### Exercise aim
Where the data below has the string "title", return the whole line.

### Data for the task
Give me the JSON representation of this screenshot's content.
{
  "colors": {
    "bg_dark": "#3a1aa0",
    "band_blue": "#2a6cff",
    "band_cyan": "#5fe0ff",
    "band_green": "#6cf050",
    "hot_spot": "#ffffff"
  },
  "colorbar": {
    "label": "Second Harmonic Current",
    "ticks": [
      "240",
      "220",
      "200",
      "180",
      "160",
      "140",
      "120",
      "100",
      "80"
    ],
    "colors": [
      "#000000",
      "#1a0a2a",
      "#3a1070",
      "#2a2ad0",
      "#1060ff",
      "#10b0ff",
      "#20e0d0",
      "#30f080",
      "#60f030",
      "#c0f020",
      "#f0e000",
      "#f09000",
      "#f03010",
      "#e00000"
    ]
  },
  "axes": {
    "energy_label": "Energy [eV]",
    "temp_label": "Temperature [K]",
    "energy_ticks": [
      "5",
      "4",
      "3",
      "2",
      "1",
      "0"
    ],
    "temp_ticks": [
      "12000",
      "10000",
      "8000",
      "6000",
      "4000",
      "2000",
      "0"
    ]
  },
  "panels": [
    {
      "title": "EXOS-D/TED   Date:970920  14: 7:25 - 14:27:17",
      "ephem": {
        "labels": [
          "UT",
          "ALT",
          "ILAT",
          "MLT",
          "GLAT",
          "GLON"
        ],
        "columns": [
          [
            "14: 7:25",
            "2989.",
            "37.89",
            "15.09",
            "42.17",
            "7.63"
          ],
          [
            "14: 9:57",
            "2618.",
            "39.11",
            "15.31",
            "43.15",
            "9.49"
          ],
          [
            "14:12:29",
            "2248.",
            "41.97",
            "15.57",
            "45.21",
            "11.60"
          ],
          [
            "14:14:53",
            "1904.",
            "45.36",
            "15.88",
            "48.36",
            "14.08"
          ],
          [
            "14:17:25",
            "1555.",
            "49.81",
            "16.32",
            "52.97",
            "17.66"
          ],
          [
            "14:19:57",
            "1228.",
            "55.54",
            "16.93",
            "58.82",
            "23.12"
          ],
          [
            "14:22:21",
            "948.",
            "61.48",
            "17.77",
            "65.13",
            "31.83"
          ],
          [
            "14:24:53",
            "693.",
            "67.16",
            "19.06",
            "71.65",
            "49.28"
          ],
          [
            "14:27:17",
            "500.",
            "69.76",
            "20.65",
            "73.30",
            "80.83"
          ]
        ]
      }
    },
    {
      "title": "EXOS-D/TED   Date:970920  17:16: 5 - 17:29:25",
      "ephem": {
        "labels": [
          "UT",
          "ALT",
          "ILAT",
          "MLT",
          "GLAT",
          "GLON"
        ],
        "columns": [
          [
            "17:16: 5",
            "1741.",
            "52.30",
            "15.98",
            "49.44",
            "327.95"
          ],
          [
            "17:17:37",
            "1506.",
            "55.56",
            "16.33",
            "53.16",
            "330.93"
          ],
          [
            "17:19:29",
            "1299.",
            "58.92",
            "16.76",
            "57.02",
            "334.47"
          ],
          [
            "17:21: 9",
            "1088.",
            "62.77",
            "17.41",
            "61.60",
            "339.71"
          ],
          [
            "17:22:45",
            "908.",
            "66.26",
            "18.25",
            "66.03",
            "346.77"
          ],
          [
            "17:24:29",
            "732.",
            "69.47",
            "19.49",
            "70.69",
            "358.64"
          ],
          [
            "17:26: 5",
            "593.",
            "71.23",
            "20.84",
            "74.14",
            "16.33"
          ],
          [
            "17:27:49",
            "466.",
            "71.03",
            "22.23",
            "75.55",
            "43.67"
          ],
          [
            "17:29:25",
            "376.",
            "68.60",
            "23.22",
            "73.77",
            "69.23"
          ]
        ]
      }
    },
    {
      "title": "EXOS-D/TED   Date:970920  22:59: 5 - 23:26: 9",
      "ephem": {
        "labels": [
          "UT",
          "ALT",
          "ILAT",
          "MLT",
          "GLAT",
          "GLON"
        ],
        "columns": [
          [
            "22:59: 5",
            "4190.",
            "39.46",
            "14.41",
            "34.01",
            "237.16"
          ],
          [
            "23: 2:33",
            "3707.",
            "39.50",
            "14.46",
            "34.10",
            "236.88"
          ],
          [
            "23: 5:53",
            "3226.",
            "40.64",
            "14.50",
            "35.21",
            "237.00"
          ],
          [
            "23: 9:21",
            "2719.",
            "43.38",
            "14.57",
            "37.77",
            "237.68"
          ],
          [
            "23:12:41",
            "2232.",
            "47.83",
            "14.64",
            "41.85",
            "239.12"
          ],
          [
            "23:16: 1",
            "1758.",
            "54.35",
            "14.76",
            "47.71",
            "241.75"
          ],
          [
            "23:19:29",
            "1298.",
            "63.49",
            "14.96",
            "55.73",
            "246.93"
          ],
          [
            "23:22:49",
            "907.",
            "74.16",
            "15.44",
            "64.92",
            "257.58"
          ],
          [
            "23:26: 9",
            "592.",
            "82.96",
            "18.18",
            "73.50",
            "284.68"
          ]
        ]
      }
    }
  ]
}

### Reply
      "title": "EXOS-D/TED   Date:970920  14: 7:25 - 14:27:17",
      "title": "EXOS-D/TED   Date:970920  17:16: 5 - 17:29:25",
      "title": "EXOS-D/TED   Date:970920  22:59: 5 - 23:26: 9",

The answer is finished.